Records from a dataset
• • • • •

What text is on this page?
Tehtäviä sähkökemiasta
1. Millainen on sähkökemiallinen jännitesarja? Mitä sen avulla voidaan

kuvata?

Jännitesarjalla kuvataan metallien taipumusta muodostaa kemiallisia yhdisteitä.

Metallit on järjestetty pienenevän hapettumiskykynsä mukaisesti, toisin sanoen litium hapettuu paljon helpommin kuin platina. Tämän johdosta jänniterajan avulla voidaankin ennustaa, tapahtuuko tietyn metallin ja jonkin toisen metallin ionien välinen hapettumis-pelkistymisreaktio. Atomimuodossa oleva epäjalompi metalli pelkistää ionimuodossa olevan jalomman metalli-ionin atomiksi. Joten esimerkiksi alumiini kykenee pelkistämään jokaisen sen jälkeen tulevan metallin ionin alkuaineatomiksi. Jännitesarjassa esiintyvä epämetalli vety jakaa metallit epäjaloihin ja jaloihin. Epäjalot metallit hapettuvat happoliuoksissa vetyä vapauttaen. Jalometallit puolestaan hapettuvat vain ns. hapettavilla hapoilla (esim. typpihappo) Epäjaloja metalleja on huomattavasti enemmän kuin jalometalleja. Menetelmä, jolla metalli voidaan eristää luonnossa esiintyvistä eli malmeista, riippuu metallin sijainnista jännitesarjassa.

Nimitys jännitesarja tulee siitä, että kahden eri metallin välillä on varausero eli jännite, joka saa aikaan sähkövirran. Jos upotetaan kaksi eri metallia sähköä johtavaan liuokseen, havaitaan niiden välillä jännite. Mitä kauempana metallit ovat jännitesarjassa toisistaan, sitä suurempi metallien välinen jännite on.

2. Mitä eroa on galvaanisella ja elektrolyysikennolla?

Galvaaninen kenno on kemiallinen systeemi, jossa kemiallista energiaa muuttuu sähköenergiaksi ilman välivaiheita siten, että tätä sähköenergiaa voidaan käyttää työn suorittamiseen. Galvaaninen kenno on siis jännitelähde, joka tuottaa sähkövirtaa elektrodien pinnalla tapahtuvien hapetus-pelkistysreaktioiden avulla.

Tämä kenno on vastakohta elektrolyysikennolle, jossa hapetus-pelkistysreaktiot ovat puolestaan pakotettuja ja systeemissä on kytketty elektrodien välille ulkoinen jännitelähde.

• • • • •

**Task prompt:** Restate the listing in full, word for word.

**Correct result:**
What text is on this page?
Tehtäviä sähkökemiasta
1. Millainen on sähkökemiallinen jännitesarja? Mitä sen avulla voidaan

kuvata?

Jännitesarjalla kuvataan metallien taipumusta muodostaa kemiallisia yhdisteitä.

Metallit on järjestetty pienenevän hapettumiskykynsä mukaisesti, toisin sanoen litium hapettuu paljon helpommin kuin platina. Tämän johdosta jänniterajan avulla voidaankin ennustaa, tapahtuuko tietyn metallin ja jonkin toisen metallin ionien välinen hapettumis-pelkistymisreaktio. Atomimuodossa oleva epäjalompi metalli pelkistää ionimuodossa olevan jalomman metalli-ionin atomiksi. Joten esimerkiksi alumiini kykenee pelkistämään jokaisen sen jälkeen tulevan metallin ionin alkuaineatomiksi. Jännitesarjassa esiintyvä epämetalli vety jakaa metallit epäjaloihin ja jaloihin. Epäjalot metallit hapettuvat happoliuoksissa vetyä vapauttaen. Jalometallit puolestaan hapettuvat vain ns. hapettavilla hapoilla (esim. typpihappo) Epäjaloja metalleja on huomattavasti enemmän kuin jalometalleja. Menetelmä, jolla metalli voidaan eristää luonnossa esiintyvistä eli malmeista, riippuu metallin sijainnista jännitesarjassa.

Nimitys jännitesarja tulee siitä, että kahden eri metallin välillä on varausero eli jännite, joka saa aikaan sähkövirran. Jos upotetaan kaksi eri metallia sähköä johtavaan liuokseen, havaitaan niiden välillä jännite. Mitä kauempana metallit ovat jännitesarjassa toisistaan, sitä suurempi metallien välinen jännite on.

2. Mitä eroa on galvaanisella ja elektrolyysikennolla?

Galvaaninen kenno on kemiallinen systeemi, jossa kemiallista energiaa muuttuu sähköenergiaksi ilman välivaiheita siten, että tätä sähköenergiaa voidaan käyttää työn suorittamiseen. Galvaaninen kenno on siis jännitelähde, joka tuottaa sähkövirtaa elektrodien pinnalla tapahtuvien hapetus-pelkistysreaktioiden avulla.

Tämä kenno on vastakohta elektrolyysikennolle, jossa hapetus-pelkistysreaktiot ovat puolestaan pakotettuja ja systeemissä on kytketty elektrodien välille ulkoinen jännitelähde.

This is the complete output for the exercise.